[Dataset items]

## Begin

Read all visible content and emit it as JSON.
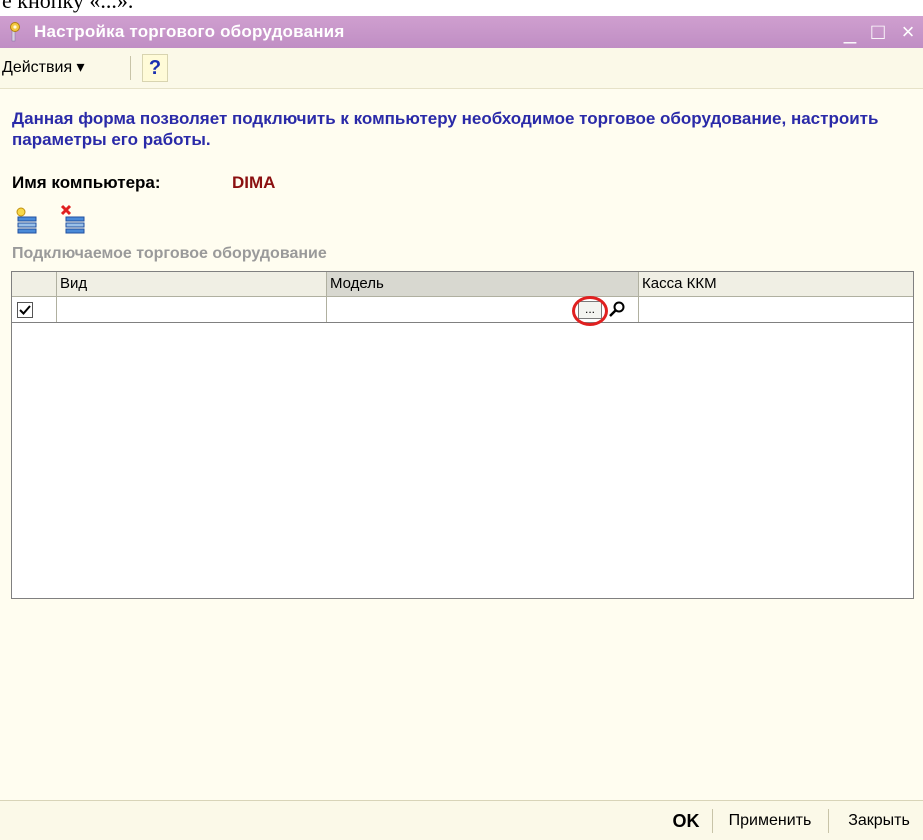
{
  "instruction_fragment": "е кнопку «...».",
  "window": {
    "title": "Настройка торгового оборудования",
    "minimize": "_",
    "maximize": "□",
    "close": "×"
  },
  "toolbar": {
    "actions_label": "Действия ▾",
    "help_label": "?"
  },
  "description": "Данная форма позволяет подключить к компьютеру необходимое торговое оборудование, настроить параметры его работы.",
  "computer": {
    "label": "Имя компьютера:",
    "value": "DIMA"
  },
  "icons": {
    "add": "add-row-icon",
    "delete": "delete-row-icon",
    "search": "search-icon"
  },
  "equipment": {
    "section_label": "Подключаемое торговое оборудование",
    "columns": [
      "Вид",
      "Модель",
      "Касса ККМ"
    ],
    "rows": [
      {
        "checked": true,
        "vid": "",
        "model": "",
        "kassa": ""
      }
    ],
    "ellipsis_label": "..."
  },
  "buttons": {
    "ok": "OK",
    "apply": "Применить",
    "close": "Закрыть"
  },
  "colors": {
    "titlebar": "#c890c8",
    "description": "#2a2aa8",
    "computer_value": "#8b1010",
    "highlight": "#e02020"
  }
}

## End

__GIVEN REQUEST__: Go through the records and show every line with the string "description" in it.

__RESPONSE__:
  "description": "Данная форма позволяет подключить к компьютеру необходимое торговое оборудование, настроить параметры его работы.",
    "description": "#2a2aa8",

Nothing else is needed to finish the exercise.